> **Given request**:
Using the data below, tally the lines that include the string "title". Only the number is wanted.

> **Given data**:
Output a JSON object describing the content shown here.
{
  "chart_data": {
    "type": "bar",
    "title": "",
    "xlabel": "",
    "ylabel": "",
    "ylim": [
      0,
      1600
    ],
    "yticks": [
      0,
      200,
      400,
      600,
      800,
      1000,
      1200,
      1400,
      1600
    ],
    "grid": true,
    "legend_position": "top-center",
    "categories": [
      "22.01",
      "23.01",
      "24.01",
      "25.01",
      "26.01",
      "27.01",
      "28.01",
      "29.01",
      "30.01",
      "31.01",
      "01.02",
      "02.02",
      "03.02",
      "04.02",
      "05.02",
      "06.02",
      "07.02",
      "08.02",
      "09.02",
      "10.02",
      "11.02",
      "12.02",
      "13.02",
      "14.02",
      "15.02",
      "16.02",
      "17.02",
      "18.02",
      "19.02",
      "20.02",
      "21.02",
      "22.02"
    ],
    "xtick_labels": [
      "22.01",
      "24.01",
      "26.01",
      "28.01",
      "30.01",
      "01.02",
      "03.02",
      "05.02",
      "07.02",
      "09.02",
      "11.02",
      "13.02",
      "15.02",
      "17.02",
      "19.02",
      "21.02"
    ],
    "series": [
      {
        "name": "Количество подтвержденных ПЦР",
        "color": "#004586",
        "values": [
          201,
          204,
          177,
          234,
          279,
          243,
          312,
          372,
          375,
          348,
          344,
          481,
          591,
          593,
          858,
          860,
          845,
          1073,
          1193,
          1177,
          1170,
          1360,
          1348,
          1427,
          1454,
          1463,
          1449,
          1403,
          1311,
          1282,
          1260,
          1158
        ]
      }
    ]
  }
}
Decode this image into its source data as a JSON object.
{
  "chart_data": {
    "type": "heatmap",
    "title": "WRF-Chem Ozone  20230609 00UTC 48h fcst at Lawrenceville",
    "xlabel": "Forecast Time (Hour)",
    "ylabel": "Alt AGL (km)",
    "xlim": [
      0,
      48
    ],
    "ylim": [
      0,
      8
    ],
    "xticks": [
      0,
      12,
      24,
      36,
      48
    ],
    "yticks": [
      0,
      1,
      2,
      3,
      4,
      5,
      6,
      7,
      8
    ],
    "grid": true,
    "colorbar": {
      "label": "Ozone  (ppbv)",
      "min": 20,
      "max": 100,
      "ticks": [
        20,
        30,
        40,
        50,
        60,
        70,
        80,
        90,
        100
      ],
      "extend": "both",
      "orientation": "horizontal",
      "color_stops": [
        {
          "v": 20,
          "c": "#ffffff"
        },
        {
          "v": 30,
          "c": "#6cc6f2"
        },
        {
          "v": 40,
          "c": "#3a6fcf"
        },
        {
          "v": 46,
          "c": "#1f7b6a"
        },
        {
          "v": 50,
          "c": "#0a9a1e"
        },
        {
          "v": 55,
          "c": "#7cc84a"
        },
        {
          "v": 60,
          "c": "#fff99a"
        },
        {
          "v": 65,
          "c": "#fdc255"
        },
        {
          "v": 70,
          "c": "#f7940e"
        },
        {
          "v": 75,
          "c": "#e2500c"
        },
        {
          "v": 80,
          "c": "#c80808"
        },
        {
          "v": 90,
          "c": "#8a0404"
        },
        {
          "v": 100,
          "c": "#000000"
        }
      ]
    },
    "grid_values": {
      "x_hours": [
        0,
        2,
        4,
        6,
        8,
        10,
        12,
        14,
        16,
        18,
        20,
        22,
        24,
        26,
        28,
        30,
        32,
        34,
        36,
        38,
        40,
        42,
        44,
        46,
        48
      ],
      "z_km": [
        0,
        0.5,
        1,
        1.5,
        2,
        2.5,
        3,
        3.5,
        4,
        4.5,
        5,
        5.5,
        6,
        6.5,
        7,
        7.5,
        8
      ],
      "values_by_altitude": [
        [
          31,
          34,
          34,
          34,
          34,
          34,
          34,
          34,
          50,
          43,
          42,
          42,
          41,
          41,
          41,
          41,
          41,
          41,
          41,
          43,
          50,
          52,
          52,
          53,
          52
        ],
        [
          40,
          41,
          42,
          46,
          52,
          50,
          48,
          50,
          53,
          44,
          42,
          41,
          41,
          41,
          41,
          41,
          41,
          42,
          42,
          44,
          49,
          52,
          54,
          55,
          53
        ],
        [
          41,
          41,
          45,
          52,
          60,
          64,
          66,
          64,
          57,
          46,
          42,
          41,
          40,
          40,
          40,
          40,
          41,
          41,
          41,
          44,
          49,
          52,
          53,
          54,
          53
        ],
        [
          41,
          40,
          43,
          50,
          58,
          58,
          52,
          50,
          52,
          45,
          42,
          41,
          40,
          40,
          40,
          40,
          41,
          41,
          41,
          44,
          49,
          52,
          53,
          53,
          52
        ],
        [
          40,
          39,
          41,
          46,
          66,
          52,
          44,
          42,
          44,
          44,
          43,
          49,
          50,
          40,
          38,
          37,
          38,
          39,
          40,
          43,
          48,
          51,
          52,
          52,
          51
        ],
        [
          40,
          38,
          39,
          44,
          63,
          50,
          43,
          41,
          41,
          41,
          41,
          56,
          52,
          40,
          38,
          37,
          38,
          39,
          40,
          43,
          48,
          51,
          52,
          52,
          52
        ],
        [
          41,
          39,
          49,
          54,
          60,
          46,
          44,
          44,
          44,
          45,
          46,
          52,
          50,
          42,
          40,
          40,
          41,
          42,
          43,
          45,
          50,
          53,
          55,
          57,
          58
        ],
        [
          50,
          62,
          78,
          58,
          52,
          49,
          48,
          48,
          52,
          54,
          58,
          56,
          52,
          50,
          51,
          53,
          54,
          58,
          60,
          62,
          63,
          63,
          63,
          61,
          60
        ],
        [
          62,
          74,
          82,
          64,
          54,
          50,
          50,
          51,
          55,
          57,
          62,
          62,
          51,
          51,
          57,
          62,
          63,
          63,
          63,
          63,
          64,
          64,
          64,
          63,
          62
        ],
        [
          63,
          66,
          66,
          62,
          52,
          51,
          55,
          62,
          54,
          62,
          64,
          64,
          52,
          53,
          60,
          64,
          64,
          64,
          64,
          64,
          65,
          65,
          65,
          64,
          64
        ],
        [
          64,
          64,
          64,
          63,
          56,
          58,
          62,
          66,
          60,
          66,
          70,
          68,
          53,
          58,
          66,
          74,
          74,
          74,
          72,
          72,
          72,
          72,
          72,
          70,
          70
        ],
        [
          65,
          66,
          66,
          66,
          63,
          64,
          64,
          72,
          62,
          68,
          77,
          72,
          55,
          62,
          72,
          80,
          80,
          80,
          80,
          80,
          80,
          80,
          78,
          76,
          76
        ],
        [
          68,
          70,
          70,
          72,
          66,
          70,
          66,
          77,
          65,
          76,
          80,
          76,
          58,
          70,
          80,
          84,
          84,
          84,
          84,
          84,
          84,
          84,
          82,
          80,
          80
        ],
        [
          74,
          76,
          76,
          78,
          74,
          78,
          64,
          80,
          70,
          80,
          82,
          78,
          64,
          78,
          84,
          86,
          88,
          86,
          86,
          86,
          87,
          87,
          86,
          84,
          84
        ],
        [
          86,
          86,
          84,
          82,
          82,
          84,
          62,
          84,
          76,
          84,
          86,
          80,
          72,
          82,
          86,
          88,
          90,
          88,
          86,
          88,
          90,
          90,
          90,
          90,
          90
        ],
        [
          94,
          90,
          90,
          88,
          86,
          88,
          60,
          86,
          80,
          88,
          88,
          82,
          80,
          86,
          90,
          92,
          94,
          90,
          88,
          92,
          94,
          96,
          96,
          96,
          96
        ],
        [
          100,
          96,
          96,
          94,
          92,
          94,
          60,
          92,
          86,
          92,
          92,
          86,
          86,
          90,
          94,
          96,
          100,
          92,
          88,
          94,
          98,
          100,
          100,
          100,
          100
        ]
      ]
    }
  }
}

> **Solution below**:
2